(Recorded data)
***

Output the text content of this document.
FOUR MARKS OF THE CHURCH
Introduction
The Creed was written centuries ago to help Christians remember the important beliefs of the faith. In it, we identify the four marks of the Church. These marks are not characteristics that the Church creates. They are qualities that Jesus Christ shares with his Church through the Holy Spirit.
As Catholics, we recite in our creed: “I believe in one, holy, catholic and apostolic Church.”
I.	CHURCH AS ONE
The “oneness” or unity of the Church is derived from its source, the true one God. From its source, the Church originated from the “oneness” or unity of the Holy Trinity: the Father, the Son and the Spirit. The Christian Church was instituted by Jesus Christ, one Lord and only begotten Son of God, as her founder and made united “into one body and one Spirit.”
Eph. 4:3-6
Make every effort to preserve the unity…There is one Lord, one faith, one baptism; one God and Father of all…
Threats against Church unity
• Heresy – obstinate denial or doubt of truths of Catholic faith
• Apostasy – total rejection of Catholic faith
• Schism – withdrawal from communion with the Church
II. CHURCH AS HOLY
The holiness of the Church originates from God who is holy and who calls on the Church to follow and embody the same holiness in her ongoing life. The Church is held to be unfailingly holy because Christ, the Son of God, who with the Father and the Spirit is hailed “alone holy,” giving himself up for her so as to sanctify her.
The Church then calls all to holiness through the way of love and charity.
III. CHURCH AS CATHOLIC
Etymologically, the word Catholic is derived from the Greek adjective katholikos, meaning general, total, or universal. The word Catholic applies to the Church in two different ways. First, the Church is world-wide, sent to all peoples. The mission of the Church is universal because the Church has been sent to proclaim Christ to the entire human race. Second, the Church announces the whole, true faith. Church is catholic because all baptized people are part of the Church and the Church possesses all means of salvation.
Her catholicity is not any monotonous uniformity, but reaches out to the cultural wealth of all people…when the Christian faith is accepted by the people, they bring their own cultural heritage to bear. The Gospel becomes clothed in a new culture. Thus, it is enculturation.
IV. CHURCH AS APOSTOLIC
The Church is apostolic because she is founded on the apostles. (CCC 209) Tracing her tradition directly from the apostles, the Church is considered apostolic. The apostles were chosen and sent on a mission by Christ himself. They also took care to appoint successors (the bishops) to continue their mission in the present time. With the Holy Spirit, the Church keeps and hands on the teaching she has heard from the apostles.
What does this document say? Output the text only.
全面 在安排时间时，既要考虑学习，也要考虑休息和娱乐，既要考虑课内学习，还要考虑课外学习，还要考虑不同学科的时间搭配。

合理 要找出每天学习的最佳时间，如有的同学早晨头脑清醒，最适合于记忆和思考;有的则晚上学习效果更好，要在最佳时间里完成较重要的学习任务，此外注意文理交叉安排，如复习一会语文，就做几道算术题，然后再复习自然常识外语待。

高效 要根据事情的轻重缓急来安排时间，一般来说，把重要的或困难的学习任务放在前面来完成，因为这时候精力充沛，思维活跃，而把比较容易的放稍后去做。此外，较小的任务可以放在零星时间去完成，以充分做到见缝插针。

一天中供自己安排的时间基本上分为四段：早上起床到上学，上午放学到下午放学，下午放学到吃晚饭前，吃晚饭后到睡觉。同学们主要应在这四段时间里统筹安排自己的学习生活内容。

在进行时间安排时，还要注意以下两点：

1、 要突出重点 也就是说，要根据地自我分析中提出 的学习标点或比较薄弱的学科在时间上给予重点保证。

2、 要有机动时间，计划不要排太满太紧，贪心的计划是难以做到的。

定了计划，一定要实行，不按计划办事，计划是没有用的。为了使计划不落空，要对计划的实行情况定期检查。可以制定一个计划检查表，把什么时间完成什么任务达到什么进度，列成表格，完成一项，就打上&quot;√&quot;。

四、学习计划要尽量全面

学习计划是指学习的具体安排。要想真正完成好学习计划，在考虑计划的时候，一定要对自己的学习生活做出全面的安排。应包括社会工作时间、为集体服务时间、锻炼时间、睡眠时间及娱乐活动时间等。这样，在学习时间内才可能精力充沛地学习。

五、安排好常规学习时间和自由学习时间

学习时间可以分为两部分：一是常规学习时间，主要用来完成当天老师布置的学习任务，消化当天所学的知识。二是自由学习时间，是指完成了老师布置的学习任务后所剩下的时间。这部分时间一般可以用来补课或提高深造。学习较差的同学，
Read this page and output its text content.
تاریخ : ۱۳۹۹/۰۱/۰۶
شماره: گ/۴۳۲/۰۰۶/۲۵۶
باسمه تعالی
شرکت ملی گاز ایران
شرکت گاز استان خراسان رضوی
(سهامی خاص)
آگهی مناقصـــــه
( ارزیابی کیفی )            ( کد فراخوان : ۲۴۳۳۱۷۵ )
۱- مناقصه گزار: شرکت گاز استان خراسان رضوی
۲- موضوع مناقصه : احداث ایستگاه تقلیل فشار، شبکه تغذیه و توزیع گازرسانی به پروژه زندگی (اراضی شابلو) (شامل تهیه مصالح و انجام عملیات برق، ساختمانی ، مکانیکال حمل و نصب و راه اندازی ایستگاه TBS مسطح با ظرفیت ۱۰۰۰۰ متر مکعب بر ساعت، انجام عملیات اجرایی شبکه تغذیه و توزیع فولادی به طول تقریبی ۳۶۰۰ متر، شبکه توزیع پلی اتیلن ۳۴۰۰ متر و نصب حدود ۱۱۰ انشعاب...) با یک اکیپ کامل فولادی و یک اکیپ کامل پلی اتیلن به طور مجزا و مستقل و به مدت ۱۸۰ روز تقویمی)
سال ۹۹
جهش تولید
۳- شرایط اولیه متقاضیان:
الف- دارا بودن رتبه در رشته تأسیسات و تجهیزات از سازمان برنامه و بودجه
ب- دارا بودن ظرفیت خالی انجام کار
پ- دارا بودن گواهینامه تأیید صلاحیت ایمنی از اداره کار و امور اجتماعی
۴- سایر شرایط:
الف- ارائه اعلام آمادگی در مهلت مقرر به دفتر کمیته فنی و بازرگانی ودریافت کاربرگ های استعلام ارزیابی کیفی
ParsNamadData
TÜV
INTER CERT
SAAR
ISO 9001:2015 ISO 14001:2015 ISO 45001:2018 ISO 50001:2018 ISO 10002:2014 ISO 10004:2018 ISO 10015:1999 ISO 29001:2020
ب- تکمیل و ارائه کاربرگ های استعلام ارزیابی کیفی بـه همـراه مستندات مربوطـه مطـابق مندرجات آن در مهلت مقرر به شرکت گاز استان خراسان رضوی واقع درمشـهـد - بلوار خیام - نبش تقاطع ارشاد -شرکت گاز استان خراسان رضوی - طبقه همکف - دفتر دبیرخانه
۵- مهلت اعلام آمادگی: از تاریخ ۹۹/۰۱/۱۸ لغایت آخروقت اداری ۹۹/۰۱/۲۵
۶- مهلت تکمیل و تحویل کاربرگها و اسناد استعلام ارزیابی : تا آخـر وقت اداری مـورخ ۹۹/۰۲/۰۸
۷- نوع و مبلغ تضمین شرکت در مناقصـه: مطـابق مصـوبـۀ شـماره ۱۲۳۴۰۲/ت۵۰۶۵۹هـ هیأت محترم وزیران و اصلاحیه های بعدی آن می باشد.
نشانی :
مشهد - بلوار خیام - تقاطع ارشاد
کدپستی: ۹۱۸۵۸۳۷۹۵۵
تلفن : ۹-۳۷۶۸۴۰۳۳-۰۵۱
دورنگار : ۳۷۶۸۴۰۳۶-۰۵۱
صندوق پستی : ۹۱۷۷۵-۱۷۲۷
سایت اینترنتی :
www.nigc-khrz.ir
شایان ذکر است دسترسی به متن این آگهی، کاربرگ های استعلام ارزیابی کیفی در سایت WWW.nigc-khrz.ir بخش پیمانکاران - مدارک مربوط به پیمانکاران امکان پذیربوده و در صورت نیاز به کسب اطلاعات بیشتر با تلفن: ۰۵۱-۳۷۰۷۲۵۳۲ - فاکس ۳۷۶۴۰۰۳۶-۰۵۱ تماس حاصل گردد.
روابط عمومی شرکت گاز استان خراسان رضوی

***

▶ Exercise directions
In the listing above, locate each line with "مهلت" and copy it.

▶ Output below
الف- ارائه اعلام آمادگی در مهلت مقرر به دفتر کمیته فنی و بازرگانی ودریافت کاربرگ های استعلام ارزیابی کیفی
ب- تکمیل و ارائه کاربرگ های استعلام ارزیابی کیفی بـه همـراه مستندات مربوطـه مطـابق مندرجات آن در مهلت مقرر به شرکت گاز استان خراسان رضوی واقع درمشـهـد - بلوار خیام - نبش تقاطع ارشاد -شرکت گاز استان خراسان رضوی - طبقه همکف - دفتر دبیرخانه
۵- مهلت اعلام آمادگی: از تاریخ ۹۹/۰۱/۱۸ لغایت آخروقت اداری ۹۹/۰۱/۲۵
۶- مهلت تکمیل و تحویل کاربرگها و اسناد استعلام ارزیابی : تا آخـر وقت اداری مـورخ ۹۹/۰۲/۰۸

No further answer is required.